:: AIM ::
Will you quote all of the entries, word for word?

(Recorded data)
────────────────────────────────────────

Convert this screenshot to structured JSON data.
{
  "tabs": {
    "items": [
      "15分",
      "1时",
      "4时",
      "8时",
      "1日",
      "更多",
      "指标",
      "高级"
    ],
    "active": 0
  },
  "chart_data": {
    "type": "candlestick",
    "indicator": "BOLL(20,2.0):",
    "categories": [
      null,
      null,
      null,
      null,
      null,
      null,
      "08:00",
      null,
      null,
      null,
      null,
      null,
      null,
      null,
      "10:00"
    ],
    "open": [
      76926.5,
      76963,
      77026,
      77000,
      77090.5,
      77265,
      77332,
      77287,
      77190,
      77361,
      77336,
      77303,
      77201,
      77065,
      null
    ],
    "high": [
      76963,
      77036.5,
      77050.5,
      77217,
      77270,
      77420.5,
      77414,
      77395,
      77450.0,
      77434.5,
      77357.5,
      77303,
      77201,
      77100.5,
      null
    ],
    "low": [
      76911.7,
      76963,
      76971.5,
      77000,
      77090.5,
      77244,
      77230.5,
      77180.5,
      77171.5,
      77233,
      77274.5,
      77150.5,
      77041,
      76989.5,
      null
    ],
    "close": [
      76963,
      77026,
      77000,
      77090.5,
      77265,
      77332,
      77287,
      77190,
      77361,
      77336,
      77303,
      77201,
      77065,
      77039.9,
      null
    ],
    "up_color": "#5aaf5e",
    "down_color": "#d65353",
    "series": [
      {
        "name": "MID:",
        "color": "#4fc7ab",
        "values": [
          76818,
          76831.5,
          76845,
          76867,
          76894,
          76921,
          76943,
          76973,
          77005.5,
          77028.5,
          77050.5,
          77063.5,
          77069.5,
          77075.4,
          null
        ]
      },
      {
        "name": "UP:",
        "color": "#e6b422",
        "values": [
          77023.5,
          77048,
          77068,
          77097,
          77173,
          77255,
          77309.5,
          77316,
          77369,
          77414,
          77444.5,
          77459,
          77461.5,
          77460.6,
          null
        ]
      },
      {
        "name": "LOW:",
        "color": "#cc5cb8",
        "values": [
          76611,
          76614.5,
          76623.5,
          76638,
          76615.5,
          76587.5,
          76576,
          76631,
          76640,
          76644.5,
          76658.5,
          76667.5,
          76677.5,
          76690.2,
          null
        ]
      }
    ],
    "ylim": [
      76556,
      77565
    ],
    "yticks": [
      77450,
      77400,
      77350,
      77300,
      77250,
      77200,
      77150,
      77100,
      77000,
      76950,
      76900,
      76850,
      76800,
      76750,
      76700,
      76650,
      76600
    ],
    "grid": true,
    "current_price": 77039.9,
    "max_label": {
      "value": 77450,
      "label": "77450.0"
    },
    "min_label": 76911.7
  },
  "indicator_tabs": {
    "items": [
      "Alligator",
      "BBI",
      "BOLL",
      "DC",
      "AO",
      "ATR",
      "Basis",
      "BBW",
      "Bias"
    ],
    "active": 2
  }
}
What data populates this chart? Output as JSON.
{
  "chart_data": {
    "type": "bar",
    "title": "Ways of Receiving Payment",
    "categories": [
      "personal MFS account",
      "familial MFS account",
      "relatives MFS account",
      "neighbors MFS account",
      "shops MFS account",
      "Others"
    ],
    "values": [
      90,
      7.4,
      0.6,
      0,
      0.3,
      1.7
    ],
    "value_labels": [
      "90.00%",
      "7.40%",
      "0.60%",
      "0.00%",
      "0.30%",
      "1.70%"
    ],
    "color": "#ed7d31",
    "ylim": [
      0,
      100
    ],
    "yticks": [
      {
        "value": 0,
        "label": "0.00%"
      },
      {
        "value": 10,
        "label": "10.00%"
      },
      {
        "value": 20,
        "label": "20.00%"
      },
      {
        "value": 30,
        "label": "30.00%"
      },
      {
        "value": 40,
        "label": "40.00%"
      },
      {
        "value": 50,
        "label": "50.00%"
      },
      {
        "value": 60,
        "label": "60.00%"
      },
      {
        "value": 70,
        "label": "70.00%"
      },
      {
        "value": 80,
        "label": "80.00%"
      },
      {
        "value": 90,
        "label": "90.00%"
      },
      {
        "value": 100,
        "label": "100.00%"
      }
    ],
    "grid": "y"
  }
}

────────────────────────────────────────

:: TASK SOLUTION ::
Convert this screenshot to structured JSON data.
{
  "tabs": {
    "items": [
      "15分",
      "1时",
      "4时",
      "8时",
      "1日",
      "更多",
      "指标",
      "高级"
    ],
    "active": 0
  },
  "chart_data": {
    "type": "candlestick",
    "indicator": "BOLL(20,2.0):",
    "categories": [
      null,
      null,
      null,
      null,
      null,
      null,
      "08:00",
      null,
      null,
      null,
      null,
      null,
      null,
      null,
      "10:00"
    ],
    "open": [
      76926.5,
      76963,
      77026,
      77000,
      77090.5,
      77265,
      77332,
      77287,
      77190,
      77361,
      77336,
      77303,
      77201,
      77065,
      null
    ],
    "high": [
      76963,
      77036.5,
      77050.5,
      77217,
      77270,
      77420.5,
      77414,
      77395,
      77450.0,
      77434.5,
      77357.5,
      77303,
      77201,
      77100.5,
      null
    ],
    "low": [
      76911.7,
      76963,
      76971.5,
      77000,
      77090.5,
      77244,
      77230.5,
      77180.5,
      77171.5,
      77233,
      77274.5,
      77150.5,
      77041,
      76989.5,
      null
    ],
    "close": [
      76963,
      77026,
      77000,
      77090.5,
      77265,
      77332,
      77287,
      77190,
      77361,
      77336,
      77303,
      77201,
      77065,
      77039.9,
      null
    ],
    "up_color": "#5aaf5e",
    "down_color": "#d65353",
    "series": [
      {
        "name": "MID:",
        "color": "#4fc7ab",
        "values": [
          76818,
          76831.5,
          76845,
          76867,
          76894,
          76921,
          76943,
          76973,
          77005.5,
          77028.5,
          77050.5,
          77063.5,
          77069.5,
          77075.4,
          null
        ]
      },
      {
        "name": "UP:",
        "color": "#e6b422",
        "values": [
          77023.5,
          77048,
          77068,
          77097,
          77173,
          77255,
          77309.5,
          77316,
          77369,
          77414,
          77444.5,
          77459,
          77461.5,
          77460.6,
          null
        ]
      },
      {
        "name": "LOW:",
        "color": "#cc5cb8",
        "values": [
          76611,
          76614.5,
          76623.5,
          76638,
          76615.5,
          76587.5,
          76576,
          76631,
          76640,
          76644.5,
          76658.5,
          76667.5,
          76677.5,
          76690.2,
          null
        ]
      }
    ],
    "ylim": [
      76556,
      77565
    ],
    "yticks": [
      77450,
      77400,
      77350,
      77300,
      77250,
      77200,
      77150,
      77100,
      77000,
      76950,
      76900,
      76850,
      76800,
      76750,
      76700,
      76650,
      76600
    ],
    "grid": true,
    "current_price": 77039.9,
    "max_label": {
      "value": 77450,
      "label": "77450.0"
    },
    "min_label": 76911.7
  },
  "indicator_tabs": {
    "items": [
      "Alligator",
      "BBI",
      "BOLL",
      "DC",
      "AO",
      "ATR",
      "Basis",
      "BBW",
      "Bias"
    ],
    "active": 2
  }
}
What data populates this chart? Output as JSON.
{
  "chart_data": {
    "type": "bar",
    "title": "Ways of Receiving Payment",
    "categories": [
      "personal MFS account",
      "familial MFS account",
      "relatives MFS account",
      "neighbors MFS account",
      "shops MFS account",
      "Others"
    ],
    "values": [
      90,
      7.4,
      0.6,
      0,
      0.3,
      1.7
    ],
    "value_labels": [
      "90.00%",
      "7.40%",
      "0.60%",
      "0.00%",
      "0.30%",
      "1.70%"
    ],
    "color": "#ed7d31",
    "ylim": [
      0,
      100
    ],
    "yticks": [
      {
        "value": 0,
        "label": "0.00%"
      },
      {
        "value": 10,
        "label": "10.00%"
      },
      {
        "value": 20,
        "label": "20.00%"
      },
      {
        "value": 30,
        "label": "30.00%"
      },
      {
        "value": 40,
        "label": "40.00%"
      },
      {
        "value": 50,
        "label": "50.00%"
      },
      {
        "value": 60,
        "label": "60.00%"
      },
      {
        "value": 70,
        "label": "70.00%"
      },
      {
        "value": 80,
        "label": "80.00%"
      },
      {
        "value": 90,
        "label": "90.00%"
      },
      {
        "value": 100,
        "label": "100.00%"
      }
    ],
    "grid": "y"
  }
}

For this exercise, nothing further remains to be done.